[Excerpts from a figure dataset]
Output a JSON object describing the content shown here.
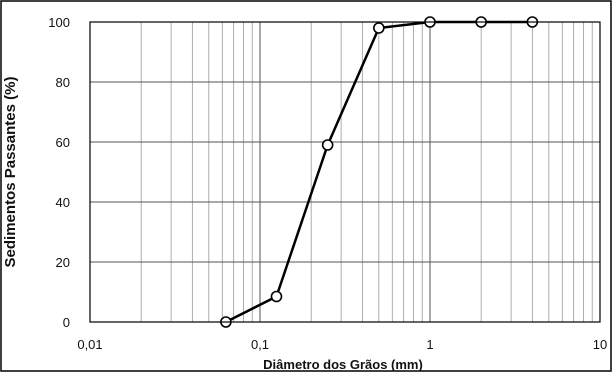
{
  "chart_data": {
    "type": "line",
    "xscale": "log",
    "xlim": [
      0.01,
      10
    ],
    "ylim": [
      0,
      100
    ],
    "xlabel": "Diâmetro dos Grãos (mm)",
    "ylabel": "Sedimentos Passantes (%)",
    "grid": true,
    "legend": "none",
    "xticks": [
      "0,01",
      "0,1",
      "1",
      "10"
    ],
    "yticks": [
      "0",
      "20",
      "40",
      "60",
      "80",
      "100"
    ],
    "series": [
      {
        "x": [
          0.063,
          0.125,
          0.25,
          0.5,
          1,
          2,
          4
        ],
        "y": [
          0,
          8.5,
          59,
          98,
          100,
          100,
          100
        ]
      }
    ]
  },
  "colors": {
    "line": "#000000",
    "marker_fill": "#ffffff",
    "grid": "#999999",
    "border": "#000000"
  }
}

Task prompt => Leave out the pictures and copy every record above exactly.

Task output =>
Output a JSON object describing the content shown here.
{
  "chart_data": {
    "type": "line",
    "xscale": "log",
    "xlim": [
      0.01,
      10
    ],
    "ylim": [
      0,
      100
    ],
    "xlabel": "Diâmetro dos Grãos (mm)",
    "ylabel": "Sedimentos Passantes (%)",
    "grid": true,
    "legend": "none",
    "xticks": [
      "0,01",
      "0,1",
      "1",
      "10"
    ],
    "yticks": [
      "0",
      "20",
      "40",
      "60",
      "80",
      "100"
    ],
    "series": [
      {
        "x": [
          0.063,
          0.125,
          0.25,
          0.5,
          1,
          2,
          4
        ],
        "y": [
          0,
          8.5,
          59,
          98,
          100,
          100,
          100
        ]
      }
    ]
  },
  "colors": {
    "line": "#000000",
    "marker_fill": "#ffffff",
    "grid": "#999999",
    "border": "#000000"
  }
}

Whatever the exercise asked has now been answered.